Record set start

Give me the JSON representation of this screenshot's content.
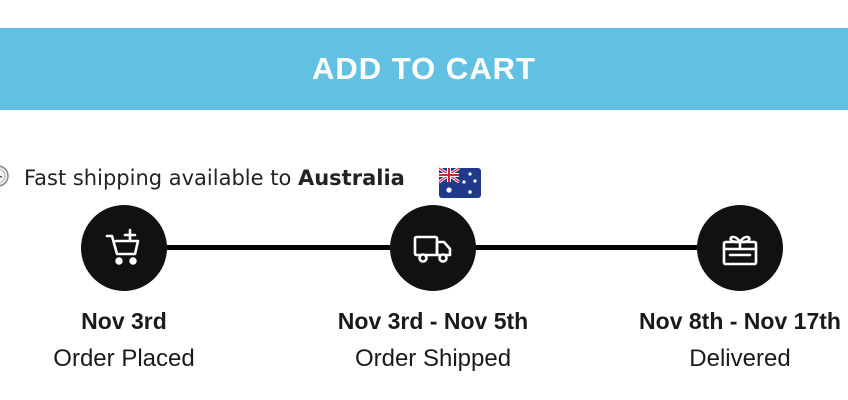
{
  "cart": {
    "button_label": "ADD TO CART"
  },
  "shipping": {
    "text_prefix": "Fast shipping available to ",
    "country": "Australia",
    "clock_icon": "clock-icon",
    "flag_icon": "australia-flag-icon"
  },
  "timeline": {
    "steps": [
      {
        "date": "Nov 3rd",
        "label": "Order Placed",
        "icon": "cart-add-icon"
      },
      {
        "date": "Nov 3rd - Nov 5th",
        "label": "Order Shipped",
        "icon": "truck-icon"
      },
      {
        "date": "Nov 8th - Nov 17th",
        "label": "Delivered",
        "icon": "gift-icon"
      }
    ]
  },
  "colors": {
    "button_bg": "#62c1e2",
    "button_text": "#ffffff",
    "timeline": "#000000",
    "text": "#1a1a1a"
  }
}
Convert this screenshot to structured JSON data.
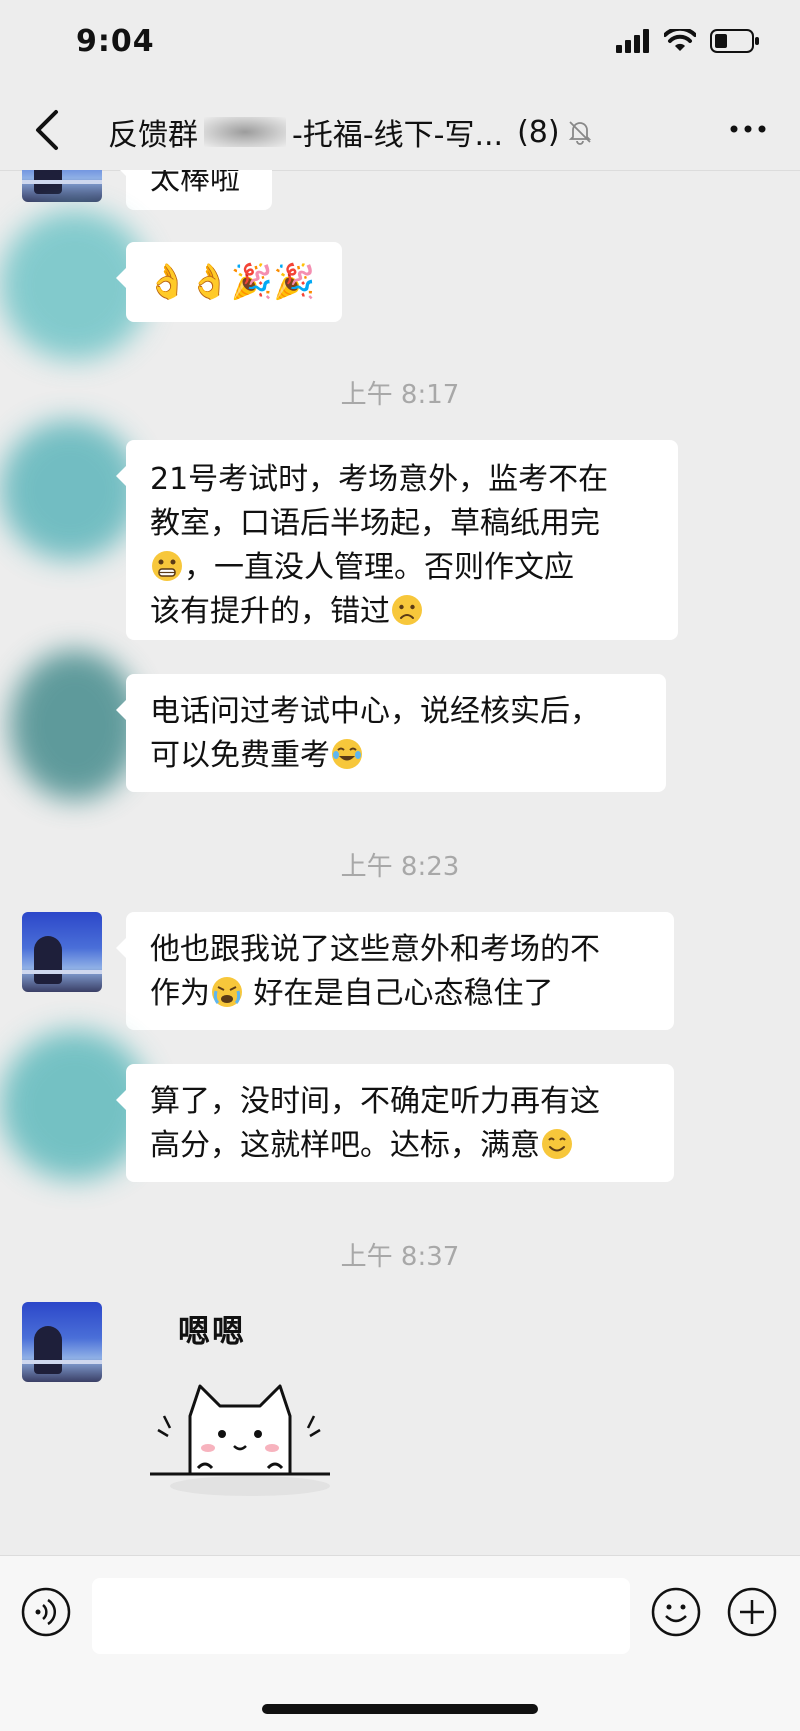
{
  "status_bar": {
    "time": "9:04",
    "icons": [
      "signal-icon",
      "wifi-icon",
      "battery-icon"
    ]
  },
  "nav": {
    "title_part1": "反馈群",
    "title_part2": "-托福-线下-写...",
    "member_count": "(8)",
    "back_icon": "chevron-left-icon",
    "mute_icon": "bell-muted-icon",
    "more_icon": "more-dots-icon"
  },
  "messages": {
    "m0_partial": "太棒啦",
    "m1_emojis": "👌👌🎉🎉",
    "ts1": "上午 8:17",
    "m2_line1": "21号考试时，考场意外，监考不在",
    "m2_line2": "教室，口语后半场起，草稿纸用完",
    "m2_line3": "，一直没人管理。否则作文应",
    "m2_line4": "该有提升的，错过",
    "m3_line1": "电话问过考试中心，说经核实后，",
    "m3_line2": "可以免费重考",
    "ts2": "上午 8:23",
    "m4_line1": "他也跟我说了这些意外和考场的不",
    "m4_line2a": "作为",
    "m4_line2b": " 好在是自己心态稳住了",
    "m5_line1": "算了，没时间，不确定听力再有这",
    "m5_line2": "高分，这就样吧。达标，满意",
    "ts3": "上午 8:37",
    "sticker_text": "嗯嗯"
  },
  "input": {
    "value": "",
    "placeholder": ""
  },
  "colors": {
    "background": "#ededed",
    "bubble": "#ffffff",
    "timestamp": "#a8a8a8",
    "smudge_teal": "#4fb3b8"
  }
}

Record set end

What to produce: Reproduce the full material exactly, excluding the pictures.

Output below:
Give me the JSON representation of this screenshot's content.
{
  "cart": {
    "button_label": "ADD TO CART"
  },
  "shipping": {
    "text_prefix": "Fast shipping available to ",
    "country": "Australia",
    "clock_icon": "clock-icon",
    "flag_icon": "australia-flag-icon"
  },
  "timeline": {
    "steps": [
      {
        "date": "Nov 3rd",
        "label": "Order Placed",
        "icon": "cart-add-icon"
      },
      {
        "date": "Nov 3rd - Nov 5th",
        "label": "Order Shipped",
        "icon": "truck-icon"
      },
      {
        "date": "Nov 8th - Nov 17th",
        "label": "Delivered",
        "icon": "gift-icon"
      }
    ]
  },
  "colors": {
    "button_bg": "#62c1e2",
    "button_text": "#ffffff",
    "timeline": "#000000",
    "text": "#1a1a1a"
  }
}
Convert this screenshot to structured JSON data.
{
  "status_bar": {
    "time": "9:04",
    "icons": [
      "signal-icon",
      "wifi-icon",
      "battery-icon"
    ]
  },
  "nav": {
    "title_part1": "反馈群",
    "title_part2": "-托福-线下-写...",
    "member_count": "(8)",
    "back_icon": "chevron-left-icon",
    "mute_icon": "bell-muted-icon",
    "more_icon": "more-dots-icon"
  },
  "messages": {
    "m0_partial": "太棒啦",
    "m1_emojis": "👌👌🎉🎉",
    "ts1": "上午 8:17",
    "m2_line1": "21号考试时，考场意外，监考不在",
    "m2_line2": "教室，口语后半场起，草稿纸用完",
    "m2_line3": "，一直没人管理。否则作文应",
    "m2_line4": "该有提升的，错过",
    "m3_line1": "电话问过考试中心，说经核实后，",
    "m3_line2": "可以免费重考",
    "ts2": "上午 8:23",
    "m4_line1": "他也跟我说了这些意外和考场的不",
    "m4_line2a": "作为",
    "m4_line2b": " 好在是自己心态稳住了",
    "m5_line1": "算了，没时间，不确定听力再有这",
    "m5_line2": "高分，这就样吧。达标，满意",
    "ts3": "上午 8:37",
    "sticker_text": "嗯嗯"
  },
  "input": {
    "value": "",
    "placeholder": ""
  },
  "colors": {
    "background": "#ededed",
    "bubble": "#ffffff",
    "timestamp": "#a8a8a8",
    "smudge_teal": "#4fb3b8"
  }
}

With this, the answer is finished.